◆ Records for this exercise ◆
/---
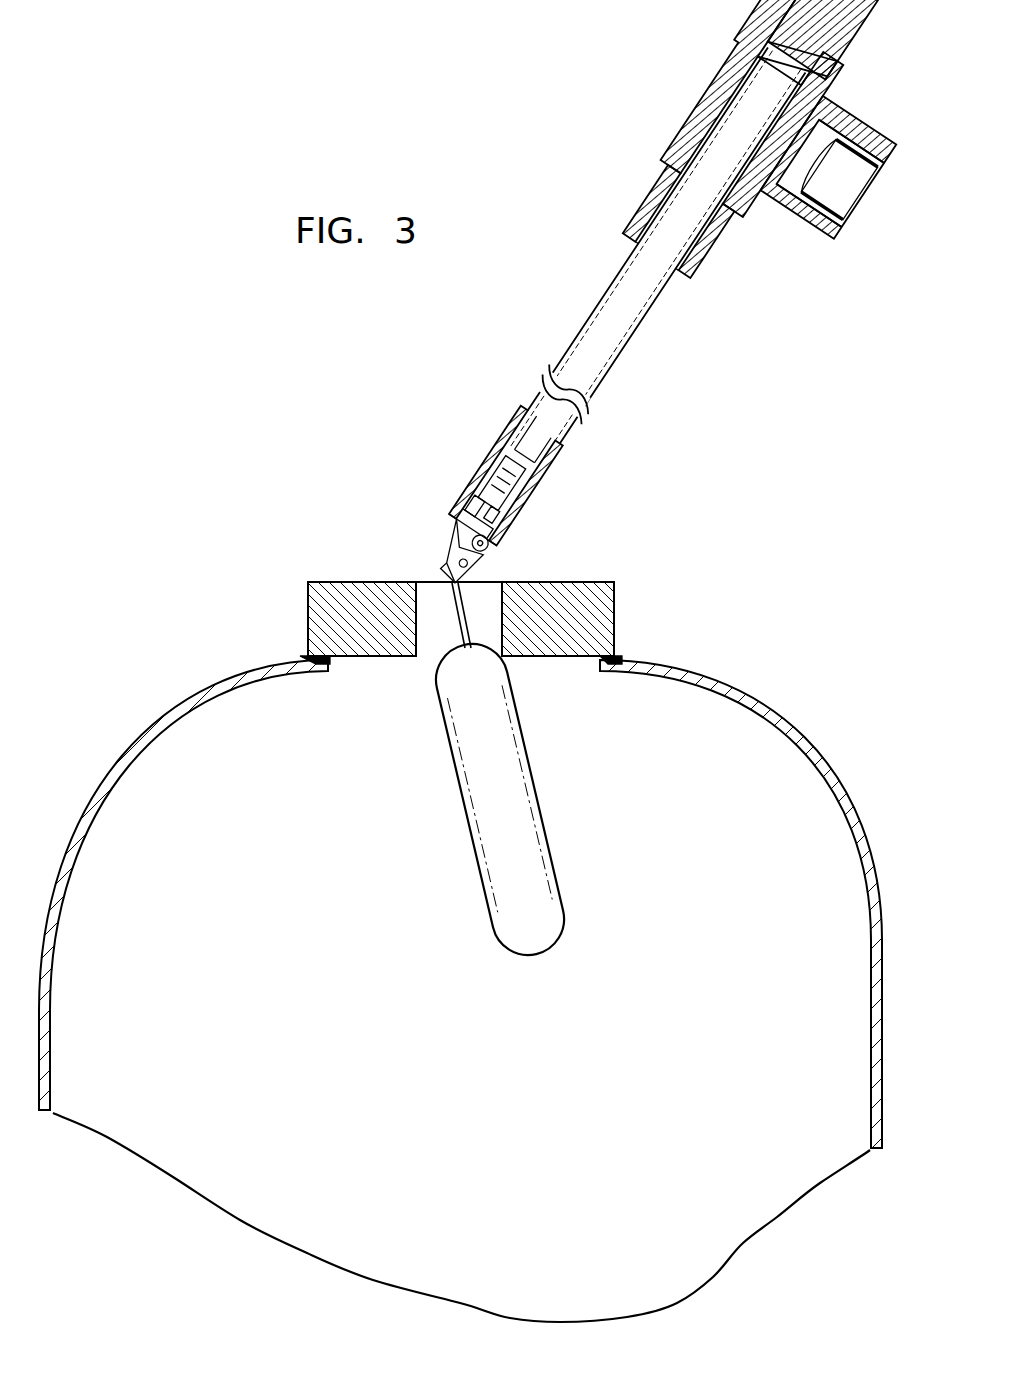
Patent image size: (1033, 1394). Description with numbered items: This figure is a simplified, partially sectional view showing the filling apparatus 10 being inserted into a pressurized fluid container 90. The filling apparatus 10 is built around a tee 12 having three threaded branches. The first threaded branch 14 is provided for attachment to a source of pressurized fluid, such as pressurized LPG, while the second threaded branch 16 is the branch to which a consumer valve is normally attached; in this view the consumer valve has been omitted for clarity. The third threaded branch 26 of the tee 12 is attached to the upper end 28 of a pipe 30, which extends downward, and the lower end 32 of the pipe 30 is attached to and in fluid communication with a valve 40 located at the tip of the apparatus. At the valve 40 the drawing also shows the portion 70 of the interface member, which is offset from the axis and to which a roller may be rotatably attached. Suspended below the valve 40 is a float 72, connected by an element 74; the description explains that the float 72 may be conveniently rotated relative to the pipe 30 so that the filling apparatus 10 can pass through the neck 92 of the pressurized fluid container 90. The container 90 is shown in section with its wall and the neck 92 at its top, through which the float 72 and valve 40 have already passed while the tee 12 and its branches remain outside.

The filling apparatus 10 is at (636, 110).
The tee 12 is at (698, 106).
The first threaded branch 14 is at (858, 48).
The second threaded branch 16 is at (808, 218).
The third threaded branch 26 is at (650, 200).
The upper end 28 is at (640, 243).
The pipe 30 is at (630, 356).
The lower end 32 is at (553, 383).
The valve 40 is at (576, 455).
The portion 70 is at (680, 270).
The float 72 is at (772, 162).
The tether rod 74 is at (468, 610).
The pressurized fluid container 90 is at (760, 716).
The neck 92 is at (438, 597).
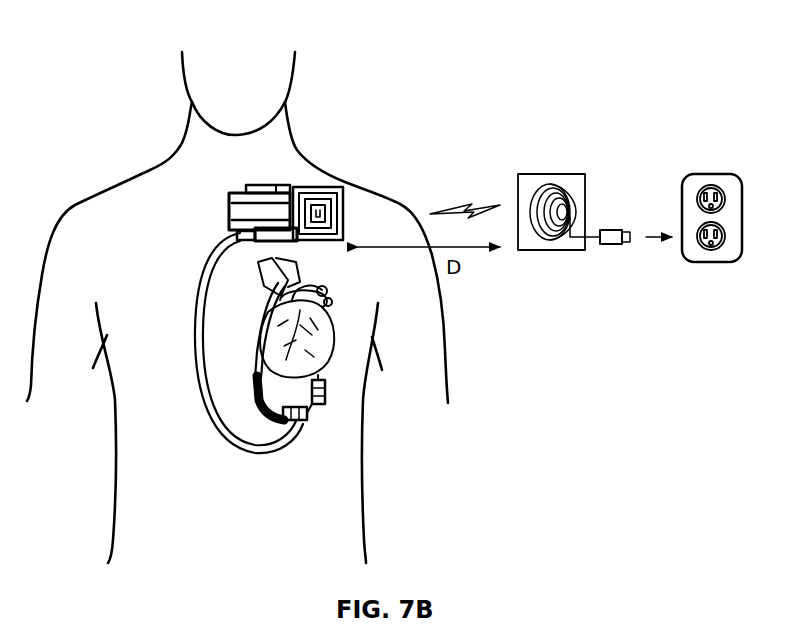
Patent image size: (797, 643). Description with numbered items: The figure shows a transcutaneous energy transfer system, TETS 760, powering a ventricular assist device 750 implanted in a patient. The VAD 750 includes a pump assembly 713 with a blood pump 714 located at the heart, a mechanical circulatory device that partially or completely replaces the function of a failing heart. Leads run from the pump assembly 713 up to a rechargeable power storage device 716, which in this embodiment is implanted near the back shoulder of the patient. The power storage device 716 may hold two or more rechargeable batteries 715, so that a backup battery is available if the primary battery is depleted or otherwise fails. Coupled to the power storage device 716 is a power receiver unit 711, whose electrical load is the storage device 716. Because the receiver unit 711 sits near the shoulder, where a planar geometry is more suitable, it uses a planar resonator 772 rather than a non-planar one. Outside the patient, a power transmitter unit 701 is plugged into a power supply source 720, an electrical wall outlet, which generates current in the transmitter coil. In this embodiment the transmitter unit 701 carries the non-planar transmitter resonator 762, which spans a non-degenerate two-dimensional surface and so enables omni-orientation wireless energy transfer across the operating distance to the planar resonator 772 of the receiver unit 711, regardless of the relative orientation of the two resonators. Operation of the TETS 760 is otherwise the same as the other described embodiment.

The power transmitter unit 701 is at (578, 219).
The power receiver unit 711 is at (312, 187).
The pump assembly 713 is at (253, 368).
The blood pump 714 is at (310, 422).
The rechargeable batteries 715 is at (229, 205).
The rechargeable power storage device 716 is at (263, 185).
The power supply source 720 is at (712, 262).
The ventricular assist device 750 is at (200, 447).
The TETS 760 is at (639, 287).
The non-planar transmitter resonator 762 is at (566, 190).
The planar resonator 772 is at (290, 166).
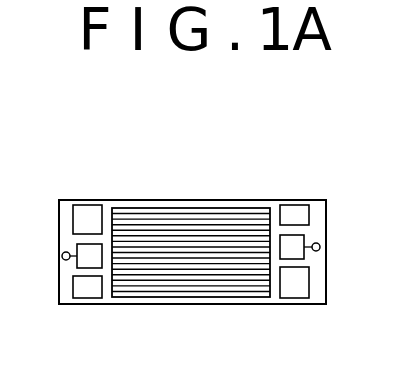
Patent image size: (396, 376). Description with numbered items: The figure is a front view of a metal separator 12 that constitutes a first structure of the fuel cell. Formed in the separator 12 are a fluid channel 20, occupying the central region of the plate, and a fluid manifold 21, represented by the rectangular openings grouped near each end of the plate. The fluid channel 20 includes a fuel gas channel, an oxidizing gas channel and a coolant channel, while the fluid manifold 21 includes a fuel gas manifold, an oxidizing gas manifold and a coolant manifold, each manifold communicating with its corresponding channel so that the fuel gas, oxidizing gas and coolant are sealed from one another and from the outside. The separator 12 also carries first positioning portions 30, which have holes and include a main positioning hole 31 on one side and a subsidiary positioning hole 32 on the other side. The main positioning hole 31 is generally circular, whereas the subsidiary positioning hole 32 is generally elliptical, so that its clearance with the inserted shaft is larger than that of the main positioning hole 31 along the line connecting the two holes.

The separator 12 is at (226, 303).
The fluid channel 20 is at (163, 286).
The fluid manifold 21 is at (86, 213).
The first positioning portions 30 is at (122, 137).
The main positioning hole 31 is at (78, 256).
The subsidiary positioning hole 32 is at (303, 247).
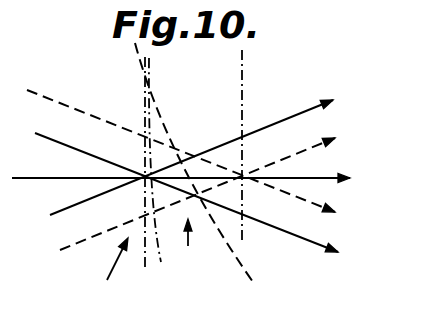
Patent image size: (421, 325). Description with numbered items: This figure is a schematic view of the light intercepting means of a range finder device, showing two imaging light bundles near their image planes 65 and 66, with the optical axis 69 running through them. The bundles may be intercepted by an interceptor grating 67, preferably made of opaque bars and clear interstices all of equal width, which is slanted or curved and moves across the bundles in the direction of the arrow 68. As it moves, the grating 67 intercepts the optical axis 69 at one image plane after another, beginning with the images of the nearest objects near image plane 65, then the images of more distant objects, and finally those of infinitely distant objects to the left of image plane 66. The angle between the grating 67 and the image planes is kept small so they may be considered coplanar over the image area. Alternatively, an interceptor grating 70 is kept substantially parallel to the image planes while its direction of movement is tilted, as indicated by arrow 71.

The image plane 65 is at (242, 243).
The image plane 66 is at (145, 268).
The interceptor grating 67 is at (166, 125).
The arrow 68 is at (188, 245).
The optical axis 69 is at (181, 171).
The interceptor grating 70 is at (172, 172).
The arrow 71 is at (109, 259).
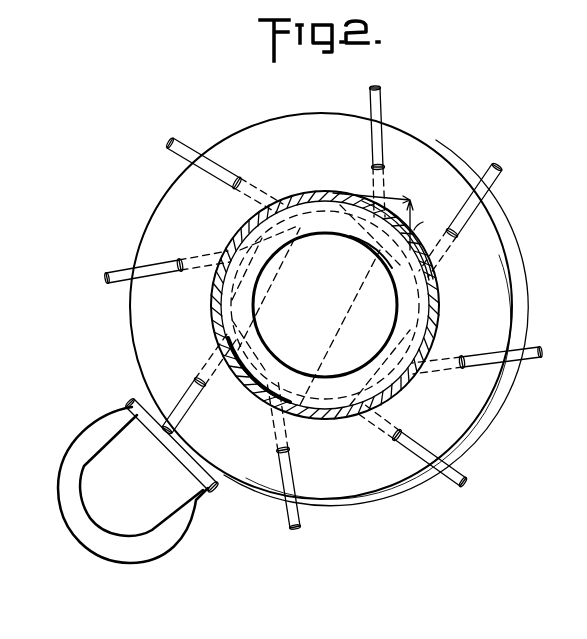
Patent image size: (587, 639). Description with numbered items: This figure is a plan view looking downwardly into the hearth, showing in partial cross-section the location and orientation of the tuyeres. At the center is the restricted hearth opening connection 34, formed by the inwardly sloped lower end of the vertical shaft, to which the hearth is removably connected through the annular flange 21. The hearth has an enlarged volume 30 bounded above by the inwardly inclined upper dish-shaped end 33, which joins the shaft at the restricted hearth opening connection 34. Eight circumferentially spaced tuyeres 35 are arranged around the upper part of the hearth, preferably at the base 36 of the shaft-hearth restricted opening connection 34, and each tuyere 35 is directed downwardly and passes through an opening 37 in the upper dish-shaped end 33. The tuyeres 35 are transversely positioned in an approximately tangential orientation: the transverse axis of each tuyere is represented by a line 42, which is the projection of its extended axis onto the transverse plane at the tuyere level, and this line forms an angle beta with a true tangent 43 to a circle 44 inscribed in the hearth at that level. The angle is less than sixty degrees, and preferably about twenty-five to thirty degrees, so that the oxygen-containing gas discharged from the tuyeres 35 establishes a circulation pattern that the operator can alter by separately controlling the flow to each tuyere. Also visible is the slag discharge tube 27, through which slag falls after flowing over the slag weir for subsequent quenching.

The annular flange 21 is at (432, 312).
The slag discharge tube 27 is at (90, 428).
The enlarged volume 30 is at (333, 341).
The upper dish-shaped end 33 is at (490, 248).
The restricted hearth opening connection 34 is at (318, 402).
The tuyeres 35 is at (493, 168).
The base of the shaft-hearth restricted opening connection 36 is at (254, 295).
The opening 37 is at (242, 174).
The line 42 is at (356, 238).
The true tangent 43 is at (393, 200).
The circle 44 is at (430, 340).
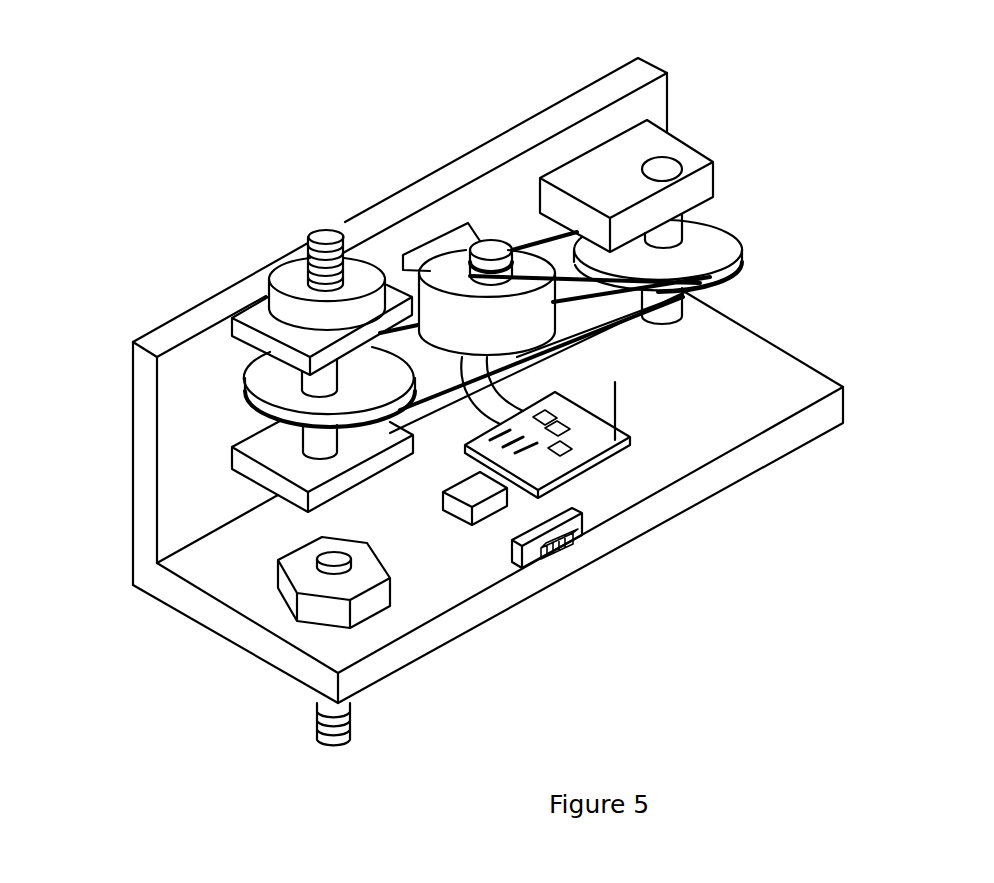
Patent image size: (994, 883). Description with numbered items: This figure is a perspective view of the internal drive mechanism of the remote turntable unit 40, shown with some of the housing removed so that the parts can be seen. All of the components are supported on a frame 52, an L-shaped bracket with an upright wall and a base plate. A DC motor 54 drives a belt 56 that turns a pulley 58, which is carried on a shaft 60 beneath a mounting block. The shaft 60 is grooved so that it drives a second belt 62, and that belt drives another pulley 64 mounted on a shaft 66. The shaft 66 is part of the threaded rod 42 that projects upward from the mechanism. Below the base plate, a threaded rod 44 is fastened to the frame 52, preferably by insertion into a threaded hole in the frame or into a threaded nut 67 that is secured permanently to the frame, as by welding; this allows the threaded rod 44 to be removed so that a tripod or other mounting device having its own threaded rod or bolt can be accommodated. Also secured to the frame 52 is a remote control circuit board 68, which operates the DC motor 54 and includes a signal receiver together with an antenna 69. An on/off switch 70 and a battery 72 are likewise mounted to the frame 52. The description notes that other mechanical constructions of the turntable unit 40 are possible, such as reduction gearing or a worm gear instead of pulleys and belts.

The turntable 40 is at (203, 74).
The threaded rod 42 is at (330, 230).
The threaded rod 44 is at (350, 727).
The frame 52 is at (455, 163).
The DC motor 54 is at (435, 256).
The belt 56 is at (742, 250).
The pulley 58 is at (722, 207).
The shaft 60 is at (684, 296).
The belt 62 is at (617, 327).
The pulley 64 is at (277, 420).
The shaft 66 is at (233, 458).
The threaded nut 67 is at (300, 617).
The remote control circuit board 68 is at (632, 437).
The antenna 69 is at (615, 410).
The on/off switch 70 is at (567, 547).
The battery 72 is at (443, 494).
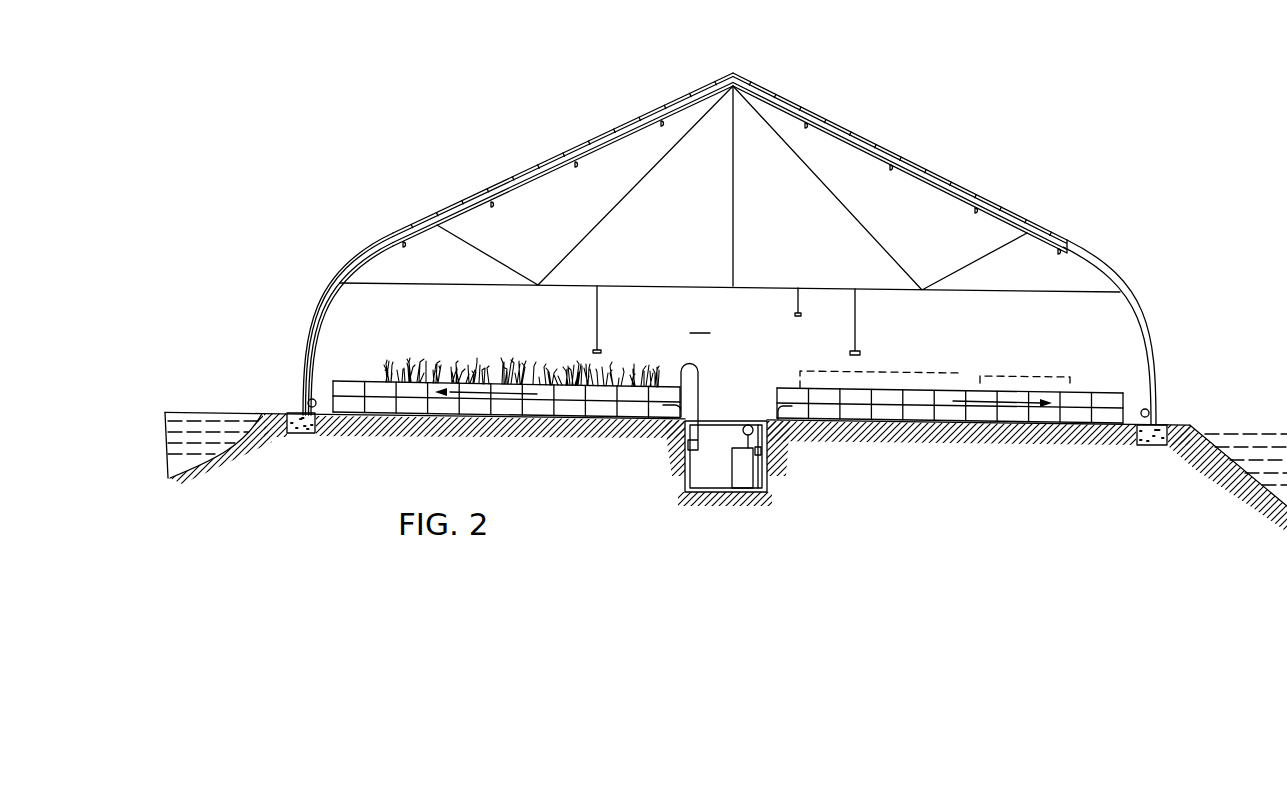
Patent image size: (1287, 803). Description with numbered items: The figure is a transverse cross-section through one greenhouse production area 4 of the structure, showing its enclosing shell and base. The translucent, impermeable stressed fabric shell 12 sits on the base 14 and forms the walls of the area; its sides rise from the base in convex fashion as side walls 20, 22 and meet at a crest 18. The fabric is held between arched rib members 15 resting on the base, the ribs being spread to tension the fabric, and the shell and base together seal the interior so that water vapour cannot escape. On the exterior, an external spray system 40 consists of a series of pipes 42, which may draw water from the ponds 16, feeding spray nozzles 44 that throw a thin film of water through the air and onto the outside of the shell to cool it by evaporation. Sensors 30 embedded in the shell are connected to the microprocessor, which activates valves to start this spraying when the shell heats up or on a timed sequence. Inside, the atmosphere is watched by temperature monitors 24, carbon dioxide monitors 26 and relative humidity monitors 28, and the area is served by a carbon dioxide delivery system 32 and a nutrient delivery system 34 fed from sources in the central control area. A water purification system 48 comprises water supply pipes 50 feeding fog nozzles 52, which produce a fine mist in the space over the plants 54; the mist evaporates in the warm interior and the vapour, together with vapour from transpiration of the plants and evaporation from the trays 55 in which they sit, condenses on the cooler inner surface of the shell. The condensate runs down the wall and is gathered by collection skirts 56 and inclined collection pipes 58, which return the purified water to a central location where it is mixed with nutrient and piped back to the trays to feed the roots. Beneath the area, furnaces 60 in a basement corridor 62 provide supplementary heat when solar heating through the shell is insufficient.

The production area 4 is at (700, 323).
\---
Can you copy out, word for word, everything in the records above from the line containing "Patent image size: (421, 325)." down to the line containing "The arrow 71 is at (109, 259).", including both of those lines?

Patent image size: (421, 325). Description with numbered items: This figure is a schematic view of the light intercepting means of a range finder device, showing two imaging light bundles near their image planes 65 and 66, with the optical axis 69 running through them. The bundles may be intercepted by an interceptor grating 67, preferably made of opaque bars and clear interstices all of equal width, which is slanted or curved and moves across the bundles in the direction of the arrow 68. As it moves, the grating 67 intercepts the optical axis 69 at one image plane after another, beginning with the images of the nearest objects near image plane 65, then the images of more distant objects, and finally those of infinitely distant objects to the left of image plane 66. The angle between the grating 67 and the image planes is kept small so they may be considered coplanar over the image area. Alternatively, an interceptor grating 70 is kept substantially parallel to the image planes while its direction of movement is tilted, as indicated by arrow 71.

The image plane 65 is at (242, 243).
The image plane 66 is at (145, 268).
The interceptor grating 67 is at (166, 125).
The arrow 68 is at (188, 245).
The optical axis 69 is at (181, 171).
The interceptor grating 70 is at (172, 172).
The arrow 71 is at (109, 259).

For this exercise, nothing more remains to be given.